#### TASK STATEMENT:
From the entries below, gather each line containing the word "Based".
-------- MATERIAL TO PROCESS --------
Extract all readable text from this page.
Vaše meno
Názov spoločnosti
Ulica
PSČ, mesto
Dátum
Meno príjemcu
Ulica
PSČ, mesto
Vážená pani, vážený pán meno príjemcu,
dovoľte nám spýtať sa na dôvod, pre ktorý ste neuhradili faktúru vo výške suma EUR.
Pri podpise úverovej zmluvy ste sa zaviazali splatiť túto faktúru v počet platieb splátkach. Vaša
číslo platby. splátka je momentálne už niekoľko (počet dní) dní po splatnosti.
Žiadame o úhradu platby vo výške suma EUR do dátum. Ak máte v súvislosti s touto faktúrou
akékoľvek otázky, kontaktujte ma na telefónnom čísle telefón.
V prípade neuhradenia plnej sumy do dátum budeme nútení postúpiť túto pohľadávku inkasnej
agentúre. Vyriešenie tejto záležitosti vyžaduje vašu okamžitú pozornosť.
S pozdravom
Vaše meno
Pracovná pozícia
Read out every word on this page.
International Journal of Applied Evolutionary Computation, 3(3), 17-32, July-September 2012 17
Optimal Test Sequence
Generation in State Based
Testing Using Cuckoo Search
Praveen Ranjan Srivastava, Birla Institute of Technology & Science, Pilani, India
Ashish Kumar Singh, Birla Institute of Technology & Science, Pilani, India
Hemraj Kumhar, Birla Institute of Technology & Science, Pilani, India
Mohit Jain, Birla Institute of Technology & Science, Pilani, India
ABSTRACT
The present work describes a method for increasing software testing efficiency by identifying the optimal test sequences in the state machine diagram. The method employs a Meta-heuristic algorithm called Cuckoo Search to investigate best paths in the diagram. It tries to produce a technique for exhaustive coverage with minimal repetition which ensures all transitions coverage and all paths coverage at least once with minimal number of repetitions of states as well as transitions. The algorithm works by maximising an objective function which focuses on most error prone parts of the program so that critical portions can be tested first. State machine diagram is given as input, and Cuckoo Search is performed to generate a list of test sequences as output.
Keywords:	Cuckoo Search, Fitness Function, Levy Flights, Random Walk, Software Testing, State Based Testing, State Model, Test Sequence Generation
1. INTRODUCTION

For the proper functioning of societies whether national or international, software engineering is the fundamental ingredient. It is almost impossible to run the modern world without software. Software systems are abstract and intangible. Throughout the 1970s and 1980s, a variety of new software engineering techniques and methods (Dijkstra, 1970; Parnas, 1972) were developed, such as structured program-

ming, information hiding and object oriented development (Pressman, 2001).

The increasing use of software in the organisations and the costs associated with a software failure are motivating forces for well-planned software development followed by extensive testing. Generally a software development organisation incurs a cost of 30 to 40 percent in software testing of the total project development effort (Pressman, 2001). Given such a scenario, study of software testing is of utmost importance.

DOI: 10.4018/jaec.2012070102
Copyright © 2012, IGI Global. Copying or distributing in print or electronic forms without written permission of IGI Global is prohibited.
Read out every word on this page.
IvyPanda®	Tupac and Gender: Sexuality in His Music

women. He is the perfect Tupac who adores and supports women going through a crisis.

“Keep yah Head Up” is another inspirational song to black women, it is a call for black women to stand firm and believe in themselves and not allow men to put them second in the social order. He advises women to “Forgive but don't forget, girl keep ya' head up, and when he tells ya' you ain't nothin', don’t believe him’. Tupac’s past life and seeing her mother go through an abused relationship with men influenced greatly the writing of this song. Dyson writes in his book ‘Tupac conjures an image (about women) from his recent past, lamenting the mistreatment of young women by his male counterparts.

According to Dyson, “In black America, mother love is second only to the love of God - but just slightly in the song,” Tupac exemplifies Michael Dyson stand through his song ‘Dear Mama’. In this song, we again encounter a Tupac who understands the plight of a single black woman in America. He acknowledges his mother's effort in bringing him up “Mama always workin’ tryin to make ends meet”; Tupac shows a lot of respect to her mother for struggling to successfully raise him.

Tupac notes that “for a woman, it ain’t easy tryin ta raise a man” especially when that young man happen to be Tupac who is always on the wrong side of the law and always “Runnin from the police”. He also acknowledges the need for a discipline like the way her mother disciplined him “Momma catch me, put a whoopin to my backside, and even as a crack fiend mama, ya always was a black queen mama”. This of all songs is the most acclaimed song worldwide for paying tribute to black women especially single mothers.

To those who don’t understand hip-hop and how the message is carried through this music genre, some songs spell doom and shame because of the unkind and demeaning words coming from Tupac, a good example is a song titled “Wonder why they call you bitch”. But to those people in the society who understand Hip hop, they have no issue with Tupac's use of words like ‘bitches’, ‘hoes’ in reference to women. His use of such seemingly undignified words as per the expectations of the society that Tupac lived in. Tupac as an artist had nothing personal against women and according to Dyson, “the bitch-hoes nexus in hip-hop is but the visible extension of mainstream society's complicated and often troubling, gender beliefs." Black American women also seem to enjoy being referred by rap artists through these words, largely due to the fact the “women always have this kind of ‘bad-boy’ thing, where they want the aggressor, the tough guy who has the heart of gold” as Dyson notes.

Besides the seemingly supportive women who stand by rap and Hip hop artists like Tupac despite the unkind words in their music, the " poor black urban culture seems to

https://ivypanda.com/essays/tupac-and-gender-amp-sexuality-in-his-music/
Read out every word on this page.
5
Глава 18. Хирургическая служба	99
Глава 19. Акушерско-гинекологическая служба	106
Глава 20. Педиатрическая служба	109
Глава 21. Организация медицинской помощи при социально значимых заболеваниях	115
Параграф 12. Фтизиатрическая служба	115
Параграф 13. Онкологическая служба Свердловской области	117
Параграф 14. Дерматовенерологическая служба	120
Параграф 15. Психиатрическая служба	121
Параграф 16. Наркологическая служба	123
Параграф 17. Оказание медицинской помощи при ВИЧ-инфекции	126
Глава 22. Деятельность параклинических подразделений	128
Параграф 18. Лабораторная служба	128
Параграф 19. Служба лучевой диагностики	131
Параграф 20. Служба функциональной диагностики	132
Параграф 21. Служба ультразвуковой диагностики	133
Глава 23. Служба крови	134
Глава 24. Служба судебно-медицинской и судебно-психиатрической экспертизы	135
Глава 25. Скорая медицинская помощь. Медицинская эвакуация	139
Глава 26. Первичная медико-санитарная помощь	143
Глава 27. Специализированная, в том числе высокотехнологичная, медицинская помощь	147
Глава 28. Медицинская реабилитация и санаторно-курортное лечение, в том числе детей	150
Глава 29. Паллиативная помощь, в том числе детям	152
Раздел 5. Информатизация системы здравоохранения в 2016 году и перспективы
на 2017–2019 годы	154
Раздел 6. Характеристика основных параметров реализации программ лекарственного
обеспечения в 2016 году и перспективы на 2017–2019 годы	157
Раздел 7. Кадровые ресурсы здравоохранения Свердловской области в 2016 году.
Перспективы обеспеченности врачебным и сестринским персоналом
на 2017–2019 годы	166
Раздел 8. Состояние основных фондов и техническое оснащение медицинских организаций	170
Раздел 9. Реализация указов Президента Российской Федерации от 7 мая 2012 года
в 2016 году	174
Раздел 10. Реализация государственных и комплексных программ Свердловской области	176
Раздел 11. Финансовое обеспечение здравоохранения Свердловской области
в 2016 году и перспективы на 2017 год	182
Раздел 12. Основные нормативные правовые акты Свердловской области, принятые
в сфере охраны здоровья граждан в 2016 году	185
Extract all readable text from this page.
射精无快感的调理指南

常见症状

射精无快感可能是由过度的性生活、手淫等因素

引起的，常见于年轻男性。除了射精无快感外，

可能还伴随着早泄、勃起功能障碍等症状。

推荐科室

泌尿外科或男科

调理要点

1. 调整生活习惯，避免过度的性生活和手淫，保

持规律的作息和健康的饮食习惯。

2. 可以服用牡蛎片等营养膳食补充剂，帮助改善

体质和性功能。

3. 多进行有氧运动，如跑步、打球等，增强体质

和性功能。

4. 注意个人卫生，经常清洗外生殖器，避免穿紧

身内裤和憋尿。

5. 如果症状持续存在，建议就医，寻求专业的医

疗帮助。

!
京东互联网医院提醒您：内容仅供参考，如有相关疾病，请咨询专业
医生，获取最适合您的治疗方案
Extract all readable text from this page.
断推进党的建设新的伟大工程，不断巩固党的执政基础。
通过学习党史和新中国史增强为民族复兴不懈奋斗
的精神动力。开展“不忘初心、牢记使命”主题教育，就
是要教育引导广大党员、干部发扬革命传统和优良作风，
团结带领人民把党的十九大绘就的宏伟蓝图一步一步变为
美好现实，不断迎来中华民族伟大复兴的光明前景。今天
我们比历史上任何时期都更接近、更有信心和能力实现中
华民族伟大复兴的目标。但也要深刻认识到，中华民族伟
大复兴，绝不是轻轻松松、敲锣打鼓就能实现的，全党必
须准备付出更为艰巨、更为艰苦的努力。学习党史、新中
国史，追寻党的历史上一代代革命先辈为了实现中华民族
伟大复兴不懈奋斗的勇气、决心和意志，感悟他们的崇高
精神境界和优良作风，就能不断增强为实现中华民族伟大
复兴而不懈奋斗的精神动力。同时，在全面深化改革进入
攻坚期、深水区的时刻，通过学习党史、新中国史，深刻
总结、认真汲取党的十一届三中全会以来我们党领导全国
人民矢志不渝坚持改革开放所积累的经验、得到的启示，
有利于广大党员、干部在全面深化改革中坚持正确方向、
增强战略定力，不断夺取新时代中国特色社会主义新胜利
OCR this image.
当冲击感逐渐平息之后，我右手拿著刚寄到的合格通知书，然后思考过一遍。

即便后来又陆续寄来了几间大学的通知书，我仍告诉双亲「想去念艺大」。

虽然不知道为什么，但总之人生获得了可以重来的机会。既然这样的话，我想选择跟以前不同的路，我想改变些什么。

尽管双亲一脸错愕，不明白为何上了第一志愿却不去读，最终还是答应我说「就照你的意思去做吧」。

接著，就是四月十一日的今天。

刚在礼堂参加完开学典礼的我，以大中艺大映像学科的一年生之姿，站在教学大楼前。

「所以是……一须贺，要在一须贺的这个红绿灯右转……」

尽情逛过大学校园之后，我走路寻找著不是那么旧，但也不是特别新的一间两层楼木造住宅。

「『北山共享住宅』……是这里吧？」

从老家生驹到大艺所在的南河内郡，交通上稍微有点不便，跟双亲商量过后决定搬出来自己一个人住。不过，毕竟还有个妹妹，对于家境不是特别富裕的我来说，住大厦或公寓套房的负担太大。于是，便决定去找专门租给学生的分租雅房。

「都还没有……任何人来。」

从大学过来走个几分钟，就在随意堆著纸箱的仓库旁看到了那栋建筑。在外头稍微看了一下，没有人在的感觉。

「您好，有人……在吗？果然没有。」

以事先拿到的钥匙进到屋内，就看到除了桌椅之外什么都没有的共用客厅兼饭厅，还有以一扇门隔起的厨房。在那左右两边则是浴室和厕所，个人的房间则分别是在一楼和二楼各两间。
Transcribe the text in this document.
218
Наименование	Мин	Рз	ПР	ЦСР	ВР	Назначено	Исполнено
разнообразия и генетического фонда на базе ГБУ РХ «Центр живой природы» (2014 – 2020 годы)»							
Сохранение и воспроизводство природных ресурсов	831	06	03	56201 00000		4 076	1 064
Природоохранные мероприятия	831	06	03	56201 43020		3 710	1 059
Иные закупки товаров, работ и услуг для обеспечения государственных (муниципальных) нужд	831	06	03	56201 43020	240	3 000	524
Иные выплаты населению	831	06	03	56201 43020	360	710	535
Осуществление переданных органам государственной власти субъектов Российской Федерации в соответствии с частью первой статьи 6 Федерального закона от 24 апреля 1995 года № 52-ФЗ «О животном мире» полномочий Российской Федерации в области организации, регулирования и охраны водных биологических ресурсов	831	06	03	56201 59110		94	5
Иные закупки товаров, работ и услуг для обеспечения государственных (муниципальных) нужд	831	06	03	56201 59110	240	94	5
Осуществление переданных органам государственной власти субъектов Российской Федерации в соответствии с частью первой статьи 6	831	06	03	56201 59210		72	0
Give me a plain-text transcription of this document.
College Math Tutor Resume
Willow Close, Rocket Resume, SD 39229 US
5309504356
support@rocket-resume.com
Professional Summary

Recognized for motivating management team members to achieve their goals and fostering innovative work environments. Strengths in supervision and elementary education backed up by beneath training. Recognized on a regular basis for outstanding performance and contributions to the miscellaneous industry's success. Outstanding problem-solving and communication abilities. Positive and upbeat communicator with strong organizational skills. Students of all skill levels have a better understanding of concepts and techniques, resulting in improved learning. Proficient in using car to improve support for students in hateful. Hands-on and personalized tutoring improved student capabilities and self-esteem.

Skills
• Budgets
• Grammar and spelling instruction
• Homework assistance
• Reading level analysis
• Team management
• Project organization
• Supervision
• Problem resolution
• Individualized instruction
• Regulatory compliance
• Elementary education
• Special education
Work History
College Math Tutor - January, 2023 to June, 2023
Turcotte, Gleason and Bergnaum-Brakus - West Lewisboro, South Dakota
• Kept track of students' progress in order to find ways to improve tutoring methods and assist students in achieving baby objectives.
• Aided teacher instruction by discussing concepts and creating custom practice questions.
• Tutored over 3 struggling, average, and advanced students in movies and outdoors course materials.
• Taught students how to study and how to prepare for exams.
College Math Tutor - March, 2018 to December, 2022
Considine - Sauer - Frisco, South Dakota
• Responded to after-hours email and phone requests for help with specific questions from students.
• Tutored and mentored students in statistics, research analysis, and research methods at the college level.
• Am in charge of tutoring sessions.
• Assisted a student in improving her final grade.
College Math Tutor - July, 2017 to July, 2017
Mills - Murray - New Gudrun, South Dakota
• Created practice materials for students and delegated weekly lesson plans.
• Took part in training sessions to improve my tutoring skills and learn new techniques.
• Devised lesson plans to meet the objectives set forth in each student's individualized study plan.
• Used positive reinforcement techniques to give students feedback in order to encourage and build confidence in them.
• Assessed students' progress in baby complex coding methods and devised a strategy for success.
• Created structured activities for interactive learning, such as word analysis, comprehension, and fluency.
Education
--------
#### EXERCISE OUTPUT:
Generation in State Based
Keywords:	Cuckoo Search, Fitness Function, Levy Flights, Random Walk, Software Testing, State Based Testing, State Model, Test Sequence Generation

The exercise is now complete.